## Problem statement
Pull out every line of the listing below where "dash" appears.

════════

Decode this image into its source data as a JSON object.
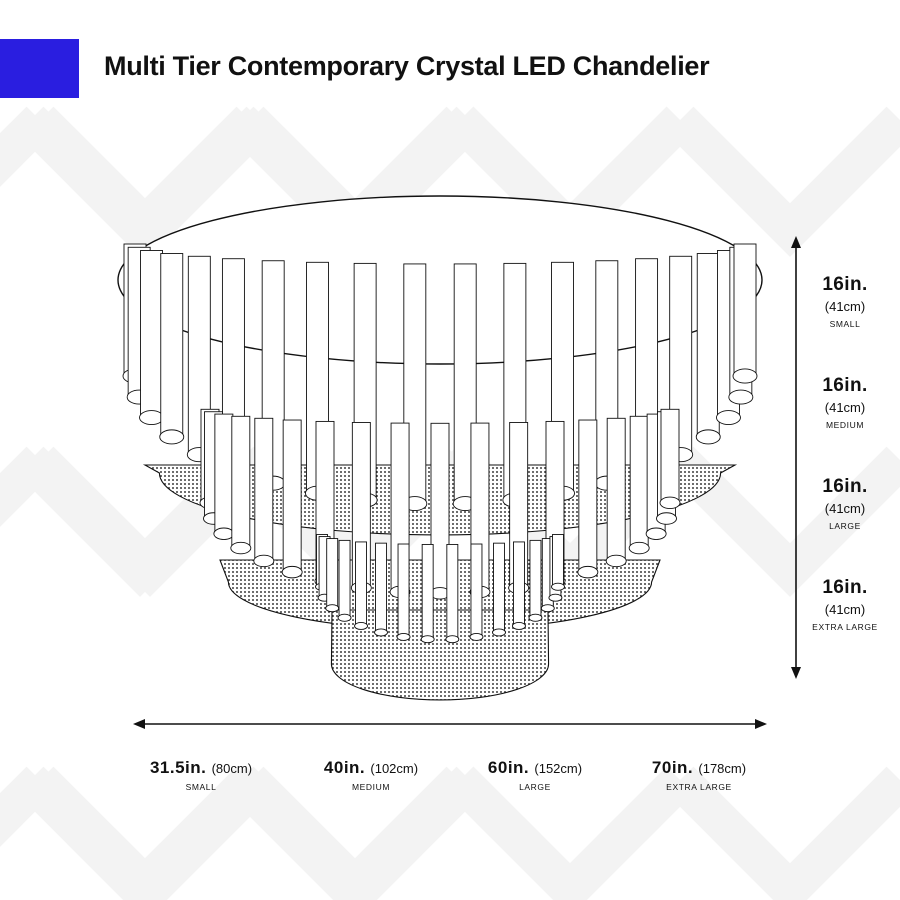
{
  "title": "Multi Tier Contemporary Crystal LED Chandelier",
  "colors": {
    "accent": "#2a1ee0",
    "watermark": "#f3f3f3",
    "line": "#111111"
  },
  "diagram": {
    "subject": "chandelier-line-drawing",
    "tiers": 3
  },
  "width_dimensions": [
    {
      "value": "31.5in.",
      "metric": "(80cm)",
      "size": "SMALL"
    },
    {
      "value": "40in.",
      "metric": "(102cm)",
      "size": "MEDIUM"
    },
    {
      "value": "60in.",
      "metric": "(152cm)",
      "size": "LARGE"
    },
    {
      "value": "70in.",
      "metric": "(178cm)",
      "size": "EXTRA LARGE"
    }
  ],
  "height_dimensions": [
    {
      "value": "16in.",
      "metric": "(41cm)",
      "size": "SMALL"
    },
    {
      "value": "16in.",
      "metric": "(41cm)",
      "size": "MEDIUM"
    },
    {
      "value": "16in.",
      "metric": "(41cm)",
      "size": "LARGE"
    },
    {
      "value": "16in.",
      "metric": "(41cm)",
      "size": "EXTRA LARGE"
    }
  ]
}
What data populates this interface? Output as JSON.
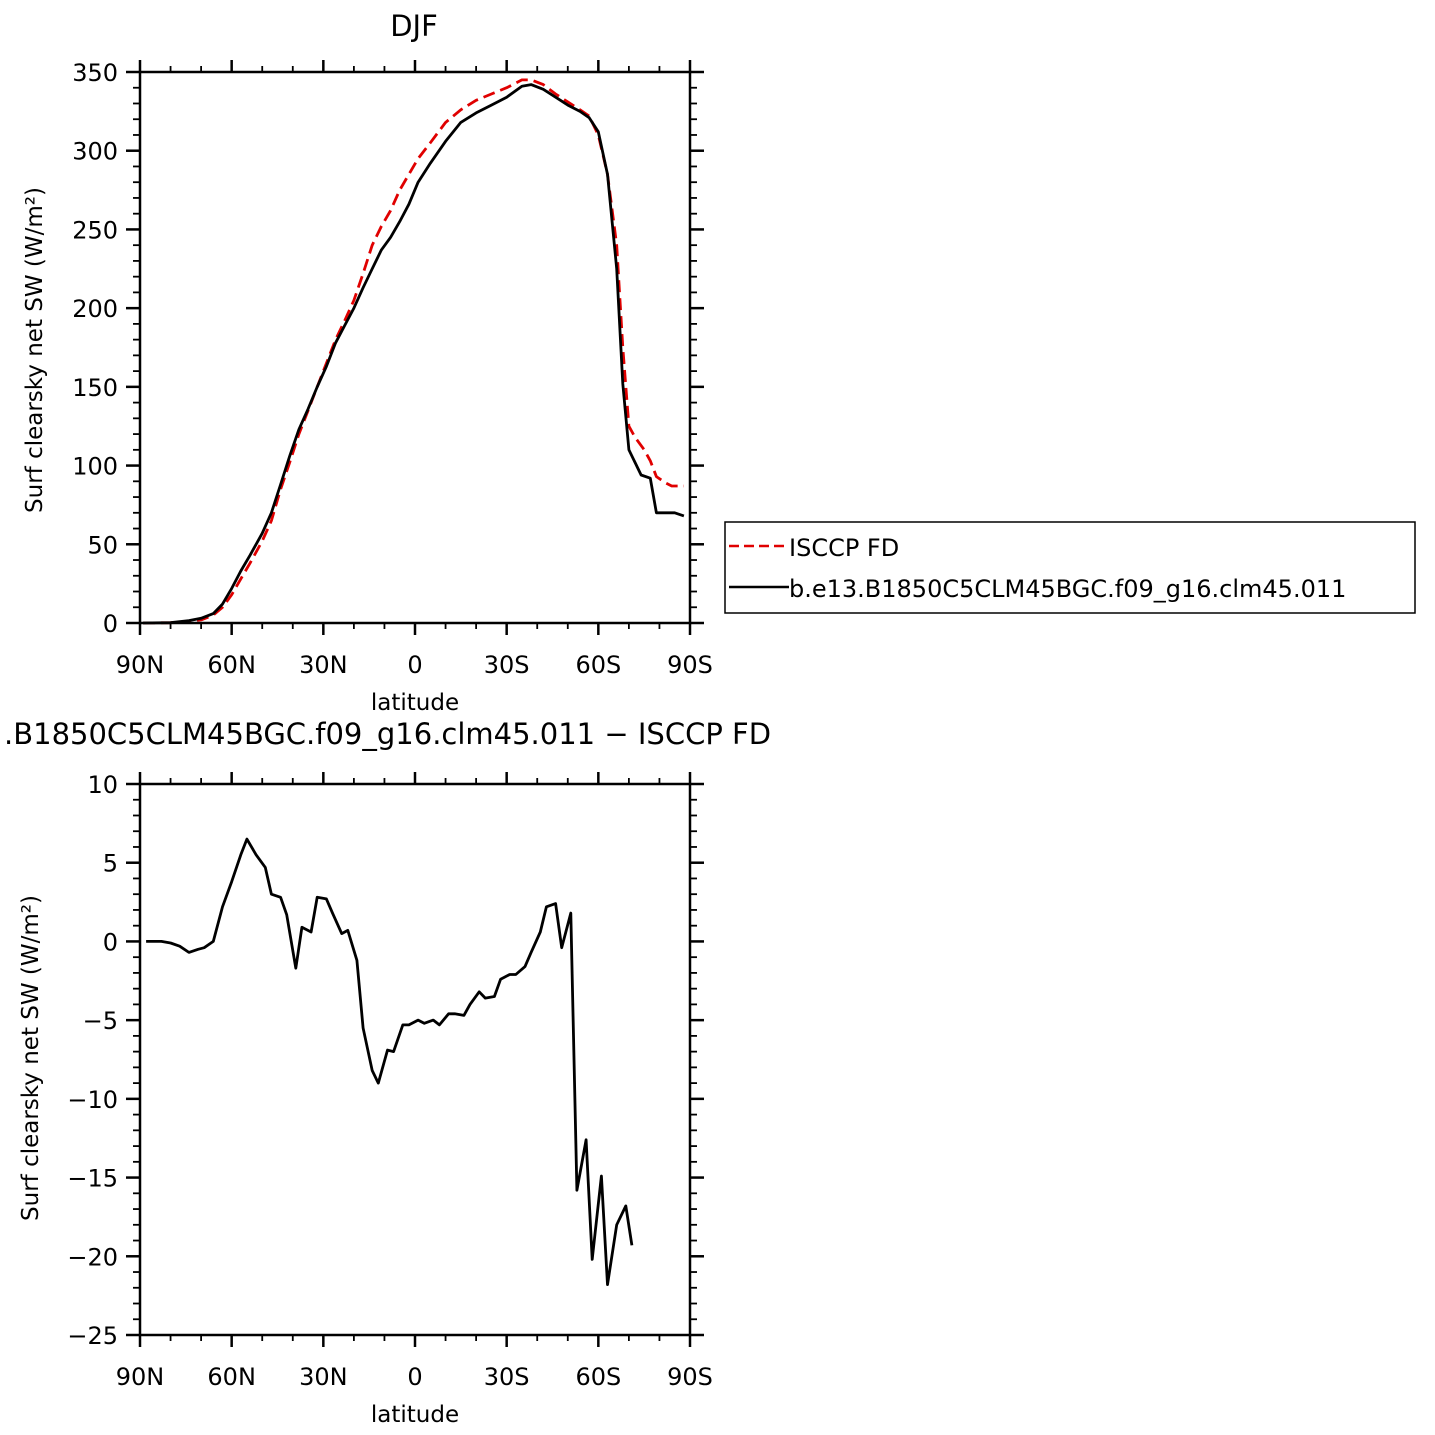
{
  "chart_data": [
    {
      "type": "line",
      "title": "DJF",
      "xlabel": "latitude",
      "ylabel": "Surf clearsky net SW (W/m²)",
      "xlim": [
        -90,
        90
      ],
      "ylim": [
        0,
        350
      ],
      "xticks": [
        -90,
        -60,
        -30,
        0,
        30,
        60,
        90
      ],
      "xtick_labels": [
        "90N",
        "60N",
        "30N",
        "0",
        "30S",
        "60S",
        "90S"
      ],
      "yticks": [
        0,
        50,
        100,
        150,
        200,
        250,
        300,
        350
      ],
      "ytick_labels": [
        "0",
        "50",
        "100",
        "150",
        "200",
        "250",
        "300",
        "350"
      ],
      "legend": {
        "placement": "right",
        "entries": [
          {
            "label": "ISCCP FD",
            "color": "#e00000",
            "dash": true
          },
          {
            "label": "b.e13.B1850C5CLM45BGC.f09_g16.clm45.011",
            "color": "#000000",
            "dash": false
          }
        ]
      },
      "series": [
        {
          "name": "ISCCP FD",
          "color": "#e00000",
          "dash": true,
          "points": [
            [
              -89,
              0
            ],
            [
              -80,
              0.2
            ],
            [
              -74,
              1
            ],
            [
              -70,
              2
            ],
            [
              -66,
              5
            ],
            [
              -63,
              10
            ],
            [
              -60,
              18
            ],
            [
              -57,
              28
            ],
            [
              -54,
              38
            ],
            [
              -50,
              52
            ],
            [
              -47,
              65
            ],
            [
              -44,
              85
            ],
            [
              -41,
              102
            ],
            [
              -38,
              120
            ],
            [
              -35,
              135
            ],
            [
              -32,
              150
            ],
            [
              -29,
              165
            ],
            [
              -26,
              180
            ],
            [
              -23,
              192
            ],
            [
              -20,
              205
            ],
            [
              -17,
              222
            ],
            [
              -14,
              240
            ],
            [
              -11,
              252
            ],
            [
              -8,
              262
            ],
            [
              -5,
              275
            ],
            [
              -2,
              285
            ],
            [
              1,
              295
            ],
            [
              5,
              305
            ],
            [
              10,
              318
            ],
            [
              15,
              326
            ],
            [
              20,
              332
            ],
            [
              25,
              336
            ],
            [
              30,
              340
            ],
            [
              35,
              345
            ],
            [
              38,
              345
            ],
            [
              42,
              342
            ],
            [
              46,
              336
            ],
            [
              50,
              331
            ],
            [
              54,
              326
            ],
            [
              57,
              322
            ],
            [
              60,
              310
            ],
            [
              63,
              285
            ],
            [
              66,
              240
            ],
            [
              68,
              175
            ],
            [
              70,
              125
            ],
            [
              72,
              118
            ],
            [
              75,
              110
            ],
            [
              77,
              103
            ],
            [
              79,
              93
            ],
            [
              82,
              89
            ],
            [
              84,
              87
            ],
            [
              86,
              87
            ],
            [
              88,
              87
            ]
          ]
        },
        {
          "name": "b.e13.B1850C5CLM45BGC.f09_g16.clm45.011",
          "color": "#000000",
          "dash": false,
          "points": [
            [
              -89,
              0
            ],
            [
              -80,
              0.2
            ],
            [
              -74,
              1.5
            ],
            [
              -70,
              3
            ],
            [
              -66,
              6
            ],
            [
              -63,
              12
            ],
            [
              -60,
              22
            ],
            [
              -57,
              33
            ],
            [
              -54,
              43
            ],
            [
              -50,
              57
            ],
            [
              -47,
              70
            ],
            [
              -44,
              88
            ],
            [
              -41,
              106
            ],
            [
              -38,
              123
            ],
            [
              -35,
              136
            ],
            [
              -32,
              150
            ],
            [
              -29,
              163
            ],
            [
              -26,
              178
            ],
            [
              -23,
              189
            ],
            [
              -20,
              200
            ],
            [
              -17,
              213
            ],
            [
              -14,
              225
            ],
            [
              -11,
              237
            ],
            [
              -8,
              245
            ],
            [
              -5,
              255
            ],
            [
              -2,
              266
            ],
            [
              1,
              280
            ],
            [
              5,
              292
            ],
            [
              10,
              306
            ],
            [
              15,
              318
            ],
            [
              20,
              324
            ],
            [
              25,
              329
            ],
            [
              30,
              334
            ],
            [
              35,
              341
            ],
            [
              38,
              342
            ],
            [
              42,
              339
            ],
            [
              46,
              334
            ],
            [
              50,
              329
            ],
            [
              54,
              325
            ],
            [
              57,
              321
            ],
            [
              60,
              312
            ],
            [
              63,
              285
            ],
            [
              66,
              225
            ],
            [
              68,
              152
            ],
            [
              70,
              110
            ],
            [
              72,
              102
            ],
            [
              74,
              94
            ],
            [
              77,
              92
            ],
            [
              79,
              70
            ],
            [
              82,
              70
            ],
            [
              85,
              70
            ],
            [
              88,
              68
            ]
          ]
        }
      ]
    },
    {
      "type": "line",
      "title": ".B1850C5CLM45BGC.f09_g16.clm45.011 − ISCCP FD",
      "xlabel": "latitude",
      "ylabel": "Surf clearsky net SW (W/m²)",
      "xlim": [
        -90,
        90
      ],
      "ylim": [
        -25,
        10
      ],
      "xticks": [
        -90,
        -60,
        -30,
        0,
        30,
        60,
        90
      ],
      "xtick_labels": [
        "90N",
        "60N",
        "30N",
        "0",
        "30S",
        "60S",
        "90S"
      ],
      "yticks": [
        -25,
        -20,
        -15,
        -10,
        -5,
        0,
        5,
        10
      ],
      "ytick_labels": [
        "−25",
        "−20",
        "−15",
        "−10",
        "−5",
        "0",
        "5",
        "10"
      ],
      "series": [
        {
          "color": "#000000",
          "dash": false,
          "points": [
            [
              -88,
              0
            ],
            [
              -83,
              0
            ],
            [
              -80,
              -0.1
            ],
            [
              -77,
              -0.3
            ],
            [
              -74,
              -0.7
            ],
            [
              -71,
              -0.5
            ],
            [
              -69,
              -0.4
            ],
            [
              -66,
              0
            ],
            [
              -63,
              2.2
            ],
            [
              -60,
              3.8
            ],
            [
              -57,
              5.5
            ],
            [
              -55,
              6.5
            ],
            [
              -52,
              5.5
            ],
            [
              -49,
              4.7
            ],
            [
              -47,
              3
            ],
            [
              -44,
              2.8
            ],
            [
              -42,
              1.7
            ],
            [
              -39,
              -1.7
            ],
            [
              -37,
              0.9
            ],
            [
              -34,
              0.6
            ],
            [
              -32,
              2.8
            ],
            [
              -29,
              2.7
            ],
            [
              -27,
              1.8
            ],
            [
              -24,
              0.5
            ],
            [
              -22,
              0.7
            ],
            [
              -19,
              -1.2
            ],
            [
              -17,
              -5.5
            ],
            [
              -14,
              -8.2
            ],
            [
              -12,
              -9
            ],
            [
              -9,
              -6.9
            ],
            [
              -7,
              -7
            ],
            [
              -4,
              -5.3
            ],
            [
              -2,
              -5.3
            ],
            [
              1,
              -5
            ],
            [
              3,
              -5.2
            ],
            [
              6,
              -5
            ],
            [
              8,
              -5.3
            ],
            [
              11,
              -4.6
            ],
            [
              13,
              -4.6
            ],
            [
              16,
              -4.7
            ],
            [
              18,
              -4
            ],
            [
              21,
              -3.2
            ],
            [
              23,
              -3.6
            ],
            [
              26,
              -3.5
            ],
            [
              28,
              -2.4
            ],
            [
              31,
              -2.1
            ],
            [
              33,
              -2.1
            ],
            [
              36,
              -1.6
            ],
            [
              38,
              -0.7
            ],
            [
              41,
              0.6
            ],
            [
              43,
              2.2
            ],
            [
              46,
              2.4
            ],
            [
              48,
              -0.4
            ],
            [
              51,
              1.8
            ],
            [
              53,
              -15.8
            ],
            [
              56,
              -12.6
            ],
            [
              58,
              -20.2
            ],
            [
              61,
              -14.9
            ],
            [
              63,
              -21.8
            ],
            [
              66,
              -18
            ],
            [
              69,
              -16.8
            ],
            [
              71,
              -19.3
            ]
          ]
        }
      ]
    }
  ]
}
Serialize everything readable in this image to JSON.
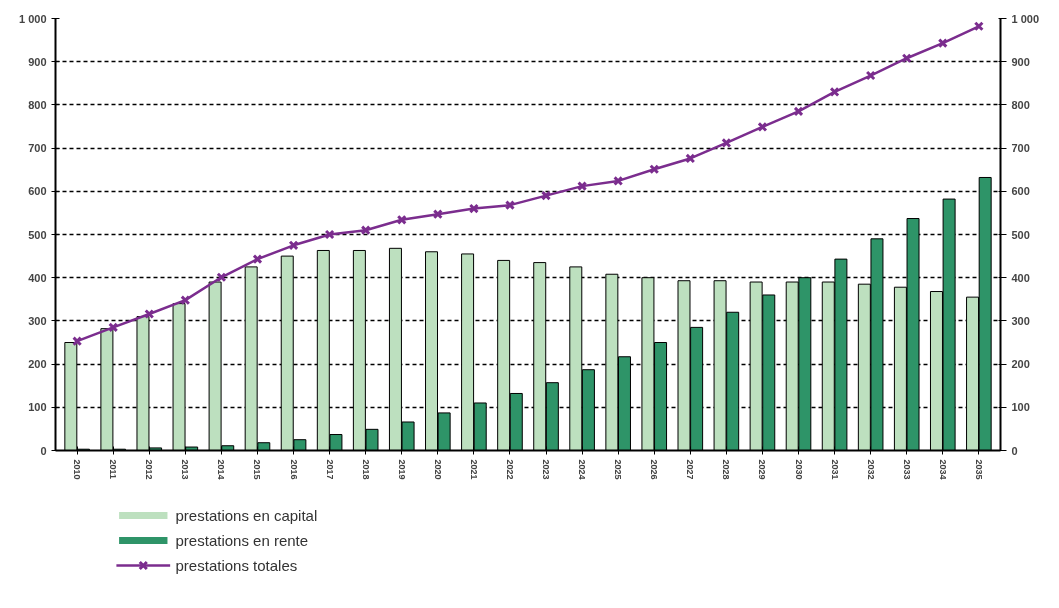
{
  "chart_data": {
    "type": "bar",
    "categories": [
      "2010",
      "2011",
      "2012",
      "2013",
      "2014",
      "2015",
      "2016",
      "2017",
      "2018",
      "2019",
      "2020",
      "2021",
      "2022",
      "2023",
      "2024",
      "2025",
      "2026",
      "2027",
      "2028",
      "2029",
      "2030",
      "2031",
      "2032",
      "2033",
      "2034",
      "2035"
    ],
    "series": [
      {
        "name": "prestations en capital",
        "color": "#bde0bf",
        "values": [
          250,
          282,
          310,
          340,
          390,
          425,
          450,
          463,
          463,
          468,
          460,
          455,
          440,
          435,
          425,
          408,
          400,
          393,
          393,
          390,
          390,
          390,
          385,
          378,
          368,
          355
        ]
      },
      {
        "name": "prestations en rente",
        "color": "#2e9468",
        "values": [
          3,
          3,
          6,
          8,
          11,
          18,
          25,
          37,
          49,
          66,
          87,
          110,
          132,
          157,
          187,
          217,
          250,
          285,
          320,
          360,
          400,
          443,
          490,
          537,
          582,
          632
        ]
      },
      {
        "name": "prestations totales",
        "type": "line",
        "color": "#7b2d8e",
        "marker": "cross",
        "values": [
          253,
          285,
          316,
          348,
          401,
          443,
          475,
          500,
          510,
          534,
          547,
          560,
          568,
          590,
          612,
          624,
          651,
          676,
          712,
          749,
          785,
          830,
          868,
          908,
          943,
          982
        ]
      }
    ],
    "ylim": [
      0,
      1000
    ],
    "yticks": [
      0,
      100,
      200,
      300,
      400,
      500,
      600,
      700,
      800,
      900,
      {
        "value": 1000,
        "label": "1 000"
      }
    ],
    "y2lim": [
      0,
      1000
    ],
    "y2ticks": [
      0,
      100,
      200,
      300,
      400,
      500,
      600,
      700,
      800,
      900,
      {
        "value": 1000,
        "label": "1 000"
      }
    ],
    "grid": "y",
    "legend": "bottom left"
  }
}
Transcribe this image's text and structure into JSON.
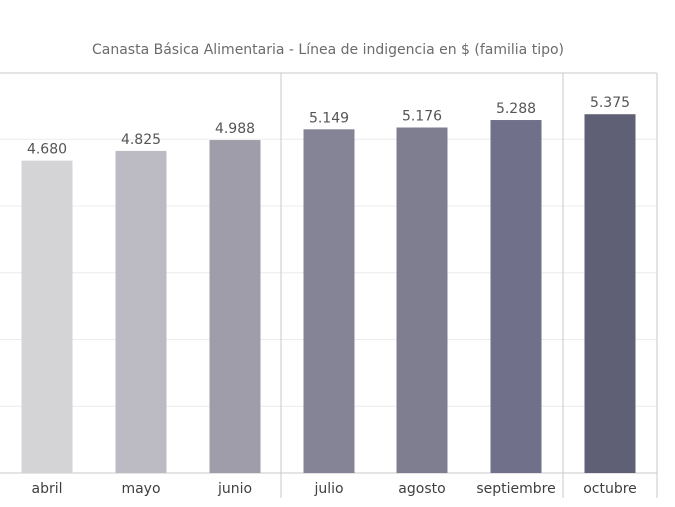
{
  "chart_data": {
    "type": "bar",
    "title": "Canasta Básica Alimentaria - Línea de indigencia en $ (familia tipo)",
    "categories": [
      "abril",
      "mayo",
      "junio",
      "julio",
      "agosto",
      "septiembre",
      "octubre"
    ],
    "values": [
      4680,
      4825,
      4988,
      5149,
      5176,
      5288,
      5375
    ],
    "value_labels": [
      "4.680",
      "4.825",
      "4.988",
      "5.149",
      "5.176",
      "5.288",
      "5.375"
    ],
    "colors": [
      "#d4d4d6",
      "#bcbbc3",
      "#9e9da9",
      "#858496",
      "#7f7d90",
      "#71708a",
      "#5f5f75"
    ],
    "ylim": [
      0,
      6000
    ],
    "xlabel": "",
    "ylabel": "",
    "grid": true,
    "legend": "none"
  }
}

════════

## Completed exercise
            "dash": true
            "dash": false
          "dash": true,
          "dash": false,
          "dash": false,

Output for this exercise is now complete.